_Stated problem_.
Reproduce every line of the entries below character for character, with no changes.

═════ Dataset excerpts

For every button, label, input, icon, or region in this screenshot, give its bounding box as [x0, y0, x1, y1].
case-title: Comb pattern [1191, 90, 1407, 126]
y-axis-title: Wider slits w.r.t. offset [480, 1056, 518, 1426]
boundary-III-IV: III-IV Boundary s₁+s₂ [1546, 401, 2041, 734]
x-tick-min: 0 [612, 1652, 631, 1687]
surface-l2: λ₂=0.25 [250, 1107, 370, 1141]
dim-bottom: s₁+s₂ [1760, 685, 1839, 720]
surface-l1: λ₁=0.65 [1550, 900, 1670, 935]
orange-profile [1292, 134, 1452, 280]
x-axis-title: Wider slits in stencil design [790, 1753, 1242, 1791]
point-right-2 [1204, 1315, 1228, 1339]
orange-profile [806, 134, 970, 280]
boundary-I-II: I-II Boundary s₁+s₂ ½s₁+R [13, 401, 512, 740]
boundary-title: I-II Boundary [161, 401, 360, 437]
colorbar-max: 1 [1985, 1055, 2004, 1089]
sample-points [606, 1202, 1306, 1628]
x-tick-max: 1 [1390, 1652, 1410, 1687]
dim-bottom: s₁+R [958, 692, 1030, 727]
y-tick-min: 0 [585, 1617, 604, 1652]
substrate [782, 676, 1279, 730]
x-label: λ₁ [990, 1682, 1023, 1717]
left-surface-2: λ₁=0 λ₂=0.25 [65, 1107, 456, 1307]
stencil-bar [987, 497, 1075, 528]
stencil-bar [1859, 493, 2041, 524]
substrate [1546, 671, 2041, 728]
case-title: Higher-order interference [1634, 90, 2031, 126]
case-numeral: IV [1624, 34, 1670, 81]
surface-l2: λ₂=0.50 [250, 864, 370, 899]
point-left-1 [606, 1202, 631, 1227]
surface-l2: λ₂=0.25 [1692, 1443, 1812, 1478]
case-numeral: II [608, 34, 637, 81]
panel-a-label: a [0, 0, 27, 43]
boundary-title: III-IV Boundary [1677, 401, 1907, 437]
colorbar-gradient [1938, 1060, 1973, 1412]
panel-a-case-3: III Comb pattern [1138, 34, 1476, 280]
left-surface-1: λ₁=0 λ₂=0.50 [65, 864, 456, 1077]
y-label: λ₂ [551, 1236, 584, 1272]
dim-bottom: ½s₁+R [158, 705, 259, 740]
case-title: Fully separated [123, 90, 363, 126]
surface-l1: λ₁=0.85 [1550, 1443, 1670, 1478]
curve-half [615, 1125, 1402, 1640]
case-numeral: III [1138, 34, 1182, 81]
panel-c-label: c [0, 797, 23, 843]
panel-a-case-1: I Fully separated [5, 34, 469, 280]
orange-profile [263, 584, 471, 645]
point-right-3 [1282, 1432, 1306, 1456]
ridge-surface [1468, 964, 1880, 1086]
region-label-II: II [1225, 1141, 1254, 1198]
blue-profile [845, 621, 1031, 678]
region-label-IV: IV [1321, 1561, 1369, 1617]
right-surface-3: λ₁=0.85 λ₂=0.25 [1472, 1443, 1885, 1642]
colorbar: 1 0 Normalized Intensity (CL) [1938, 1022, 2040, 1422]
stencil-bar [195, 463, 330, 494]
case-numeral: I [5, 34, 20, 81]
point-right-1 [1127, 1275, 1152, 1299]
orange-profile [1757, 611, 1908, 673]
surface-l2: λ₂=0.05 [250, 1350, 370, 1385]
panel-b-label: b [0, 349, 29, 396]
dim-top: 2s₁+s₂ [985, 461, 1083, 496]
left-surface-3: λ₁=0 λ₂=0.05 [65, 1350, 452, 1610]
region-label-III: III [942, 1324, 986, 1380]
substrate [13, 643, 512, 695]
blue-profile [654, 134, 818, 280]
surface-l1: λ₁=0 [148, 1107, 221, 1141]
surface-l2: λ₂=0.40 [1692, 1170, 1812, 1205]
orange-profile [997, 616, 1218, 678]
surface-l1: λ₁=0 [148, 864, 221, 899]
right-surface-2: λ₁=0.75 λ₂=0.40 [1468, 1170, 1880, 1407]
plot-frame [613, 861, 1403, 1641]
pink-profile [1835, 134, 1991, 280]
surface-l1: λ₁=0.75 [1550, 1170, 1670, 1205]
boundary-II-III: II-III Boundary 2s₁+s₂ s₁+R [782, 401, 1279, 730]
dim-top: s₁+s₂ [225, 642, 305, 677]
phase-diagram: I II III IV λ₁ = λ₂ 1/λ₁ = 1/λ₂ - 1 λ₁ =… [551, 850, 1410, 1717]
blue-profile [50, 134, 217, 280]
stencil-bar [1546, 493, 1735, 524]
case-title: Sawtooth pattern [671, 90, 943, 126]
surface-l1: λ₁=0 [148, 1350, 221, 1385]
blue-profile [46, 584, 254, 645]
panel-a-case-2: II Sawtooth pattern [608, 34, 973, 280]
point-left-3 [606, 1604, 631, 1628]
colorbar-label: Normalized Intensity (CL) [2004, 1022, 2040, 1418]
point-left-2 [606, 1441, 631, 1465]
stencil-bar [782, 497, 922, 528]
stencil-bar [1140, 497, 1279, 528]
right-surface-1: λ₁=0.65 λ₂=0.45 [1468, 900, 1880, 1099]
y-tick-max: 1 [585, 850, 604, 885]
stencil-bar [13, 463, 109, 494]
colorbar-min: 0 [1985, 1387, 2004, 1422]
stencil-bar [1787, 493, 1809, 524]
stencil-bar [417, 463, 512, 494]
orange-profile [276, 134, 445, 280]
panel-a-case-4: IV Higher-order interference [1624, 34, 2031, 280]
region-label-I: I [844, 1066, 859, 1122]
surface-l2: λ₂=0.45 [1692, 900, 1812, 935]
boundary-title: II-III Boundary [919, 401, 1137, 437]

══════════

_In response_.
For every button, label, input, icon, or region in this screenshot, give its bounding box as [x0, y0, x1, y1].
case-title: Comb pattern [1191, 90, 1407, 126]
y-axis-title: Wider slits w.r.t. offset [480, 1056, 518, 1426]
boundary-III-IV: III-IV Boundary s₁+s₂ [1546, 401, 2041, 734]
x-tick-min: 0 [612, 1652, 631, 1687]
surface-l2: λ₂=0.25 [250, 1107, 370, 1141]
dim-bottom: s₁+s₂ [1760, 685, 1839, 720]
surface-l1: λ₁=0.65 [1550, 900, 1670, 935]
orange-profile [1292, 134, 1452, 280]
x-axis-title: Wider slits in stencil design [790, 1753, 1242, 1791]
point-right-2 [1204, 1315, 1228, 1339]
orange-profile [806, 134, 970, 280]
boundary-I-II: I-II Boundary s₁+s₂ ½s₁+R [13, 401, 512, 740]
boundary-title: I-II Boundary [161, 401, 360, 437]
colorbar-max: 1 [1985, 1055, 2004, 1089]
sample-points [606, 1202, 1306, 1628]
x-tick-max: 1 [1390, 1652, 1410, 1687]
dim-bottom: s₁+R [958, 692, 1030, 727]
y-tick-min: 0 [585, 1617, 604, 1652]
substrate [782, 676, 1279, 730]
x-label: λ₁ [990, 1682, 1023, 1717]
left-surface-2: λ₁=0 λ₂=0.25 [65, 1107, 456, 1307]
stencil-bar [987, 497, 1075, 528]
stencil-bar [1859, 493, 2041, 524]
substrate [1546, 671, 2041, 728]
case-title: Higher-order interference [1634, 90, 2031, 126]
case-numeral: IV [1624, 34, 1670, 81]
surface-l2: λ₂=0.50 [250, 864, 370, 899]
point-left-1 [606, 1202, 631, 1227]
surface-l2: λ₂=0.25 [1692, 1443, 1812, 1478]
case-numeral: II [608, 34, 637, 81]
panel-a-label: a [0, 0, 27, 43]
boundary-title: III-IV Boundary [1677, 401, 1907, 437]
colorbar-gradient [1938, 1060, 1973, 1412]
panel-a-case-3: III Comb pattern [1138, 34, 1476, 280]
left-surface-1: λ₁=0 λ₂=0.50 [65, 864, 456, 1077]
y-label: λ₂ [551, 1236, 584, 1272]
dim-bottom: ½s₁+R [158, 705, 259, 740]
case-title: Fully separated [123, 90, 363, 126]
surface-l1: λ₁=0.85 [1550, 1443, 1670, 1478]
curve-half [615, 1125, 1402, 1640]
case-numeral: III [1138, 34, 1182, 81]
panel-c-label: c [0, 797, 23, 843]
panel-a-case-1: I Fully separated [5, 34, 469, 280]
orange-profile [263, 584, 471, 645]
point-right-3 [1282, 1432, 1306, 1456]
ridge-surface [1468, 964, 1880, 1086]
region-label-II: II [1225, 1141, 1254, 1198]
blue-profile [845, 621, 1031, 678]
region-label-IV: IV [1321, 1561, 1369, 1617]
right-surface-3: λ₁=0.85 λ₂=0.25 [1472, 1443, 1885, 1642]
colorbar: 1 0 Normalized Intensity (CL) [1938, 1022, 2040, 1422]
stencil-bar [195, 463, 330, 494]
case-numeral: I [5, 34, 20, 81]
point-right-1 [1127, 1275, 1152, 1299]
orange-profile [1757, 611, 1908, 673]
surface-l2: λ₂=0.05 [250, 1350, 370, 1385]
panel-b-label: b [0, 349, 29, 396]
dim-top: 2s₁+s₂ [985, 461, 1083, 496]
left-surface-3: λ₁=0 λ₂=0.05 [65, 1350, 452, 1610]
region-label-III: III [942, 1324, 986, 1380]
substrate [13, 643, 512, 695]
blue-profile [654, 134, 818, 280]
surface-l1: λ₁=0 [148, 1107, 221, 1141]
surface-l2: λ₂=0.40 [1692, 1170, 1812, 1205]
orange-profile [997, 616, 1218, 678]
surface-l1: λ₁=0 [148, 864, 221, 899]
right-surface-2: λ₁=0.75 λ₂=0.40 [1468, 1170, 1880, 1407]
plot-frame [613, 861, 1403, 1641]
pink-profile [1835, 134, 1991, 280]
surface-l1: λ₁=0.75 [1550, 1170, 1670, 1205]
boundary-II-III: II-III Boundary 2s₁+s₂ s₁+R [782, 401, 1279, 730]
dim-top: s₁+s₂ [225, 642, 305, 677]
phase-diagram: I II III IV λ₁ = λ₂ 1/λ₁ = 1/λ₂ - 1 λ₁ =… [551, 850, 1410, 1717]
blue-profile [50, 134, 217, 280]
stencil-bar [1546, 493, 1735, 524]
case-title: Sawtooth pattern [671, 90, 943, 126]
surface-l1: λ₁=0 [148, 1350, 221, 1385]
blue-profile [46, 584, 254, 645]
panel-a-case-2: II Sawtooth pattern [608, 34, 973, 280]
point-left-3 [606, 1604, 631, 1628]
colorbar-label: Normalized Intensity (CL) [2004, 1022, 2040, 1418]
point-left-2 [606, 1441, 631, 1465]
stencil-bar [782, 497, 922, 528]
stencil-bar [1140, 497, 1279, 528]
right-surface-1: λ₁=0.65 λ₂=0.45 [1468, 900, 1880, 1099]
y-tick-max: 1 [585, 850, 604, 885]
stencil-bar [13, 463, 109, 494]
colorbar-min: 0 [1985, 1387, 2004, 1422]
stencil-bar [1787, 493, 1809, 524]
stencil-bar [417, 463, 512, 494]
orange-profile [276, 134, 445, 280]
panel-a-case-4: IV Higher-order interference [1624, 34, 2031, 280]
region-label-I: I [844, 1066, 859, 1122]
surface-l2: λ₂=0.45 [1692, 900, 1812, 935]
boundary-title: II-III Boundary [919, 401, 1137, 437]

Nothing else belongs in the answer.